Entries supplied:
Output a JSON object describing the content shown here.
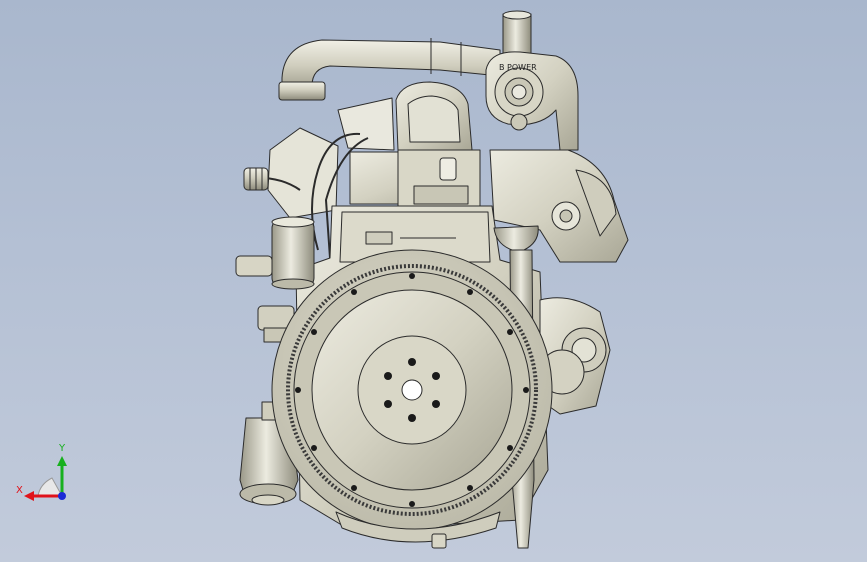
{
  "viewport": {
    "background_top": "#a9b7cd",
    "background_bottom": "#c2cbdb",
    "model_color": "#d6d4c4",
    "edge_color": "#2b2b2b"
  },
  "turbo_badge": "B POWER",
  "triad": {
    "x_label": "X",
    "y_label": "Y",
    "x_color": "#e0121a",
    "y_color": "#17b01e",
    "z_color": "#1c2bd6"
  }
}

Task requirements:
Verbatim reproduction of every record is required; images are left out.

Answer to the problem:
Output a JSON object describing the content shown here.
{
  "viewport": {
    "background_top": "#a9b7cd",
    "background_bottom": "#c2cbdb",
    "model_color": "#d6d4c4",
    "edge_color": "#2b2b2b"
  },
  "turbo_badge": "B POWER",
  "triad": {
    "x_label": "X",
    "y_label": "Y",
    "x_color": "#e0121a",
    "y_color": "#17b01e",
    "z_color": "#1c2bd6"
  }
}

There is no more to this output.